* **INSTRUCTIONS FOR THE TASK**: Reproduce every record below exactly as written, but leave out any pictures.

* **MATERIAL FOR THE TASK**:
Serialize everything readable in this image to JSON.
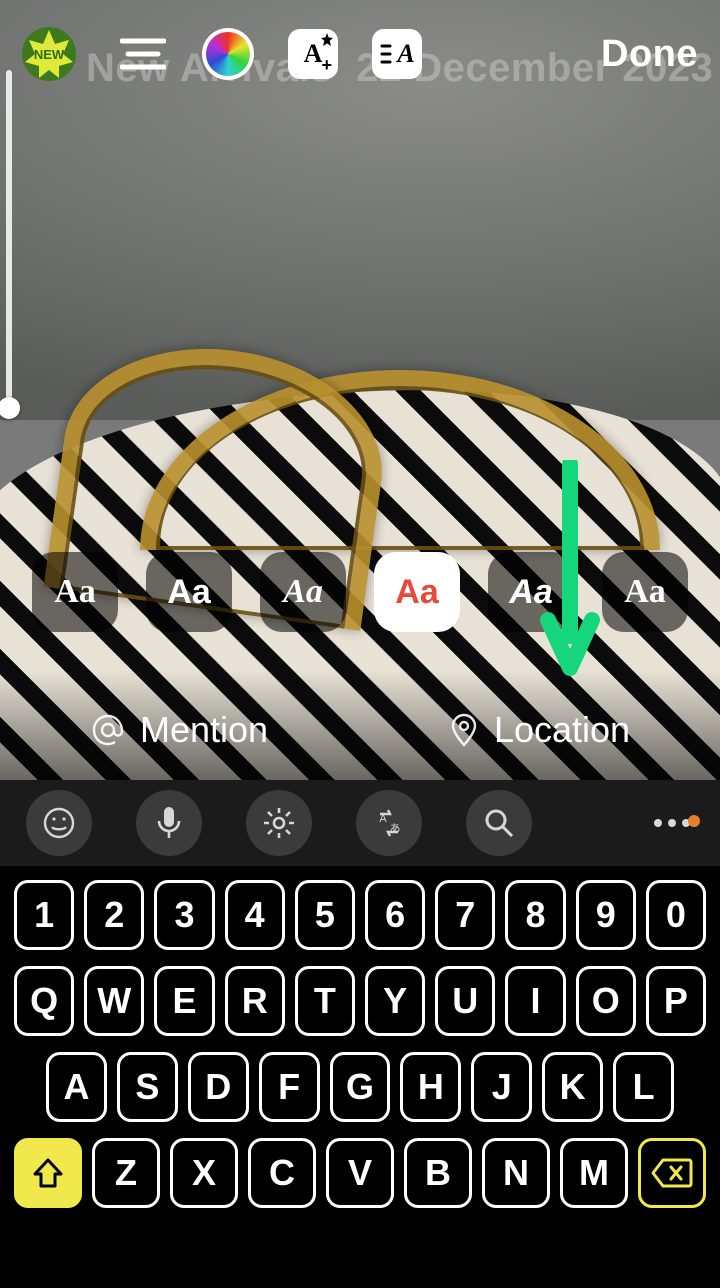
{
  "story_text": "New Arrivals  22 December 2023",
  "new_badge_label": "NEW",
  "topbar": {
    "done_label": "Done",
    "style_button": "A",
    "effect_button": "A"
  },
  "font_row": {
    "styles": [
      "Aa",
      "Aa",
      "Aa",
      "Aa",
      "Aa",
      "Aa"
    ],
    "selected_index": 3
  },
  "suggestions": {
    "mention_label": "Mention",
    "location_label": "Location"
  },
  "annotation_arrow": {
    "color": "#15d67a"
  },
  "keyboard": {
    "row1": [
      "1",
      "2",
      "3",
      "4",
      "5",
      "6",
      "7",
      "8",
      "9",
      "0"
    ],
    "row2": [
      "Q",
      "W",
      "E",
      "R",
      "T",
      "Y",
      "U",
      "I",
      "O",
      "P"
    ],
    "row3": [
      "A",
      "S",
      "D",
      "F",
      "G",
      "H",
      "J",
      "K",
      "L"
    ],
    "row4": [
      "Z",
      "X",
      "C",
      "V",
      "B",
      "N",
      "M"
    ]
  }
}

* **FINAL ANSWER**:
Serialize everything readable in this image to JSON.
{
  "story_text": "New Arrivals  22 December 2023",
  "new_badge_label": "NEW",
  "topbar": {
    "done_label": "Done",
    "style_button": "A",
    "effect_button": "A"
  },
  "font_row": {
    "styles": [
      "Aa",
      "Aa",
      "Aa",
      "Aa",
      "Aa",
      "Aa"
    ],
    "selected_index": 3
  },
  "suggestions": {
    "mention_label": "Mention",
    "location_label": "Location"
  },
  "annotation_arrow": {
    "color": "#15d67a"
  },
  "keyboard": {
    "row1": [
      "1",
      "2",
      "3",
      "4",
      "5",
      "6",
      "7",
      "8",
      "9",
      "0"
    ],
    "row2": [
      "Q",
      "W",
      "E",
      "R",
      "T",
      "Y",
      "U",
      "I",
      "O",
      "P"
    ],
    "row3": [
      "A",
      "S",
      "D",
      "F",
      "G",
      "H",
      "J",
      "K",
      "L"
    ],
    "row4": [
      "Z",
      "X",
      "C",
      "V",
      "B",
      "N",
      "M"
    ]
  }
}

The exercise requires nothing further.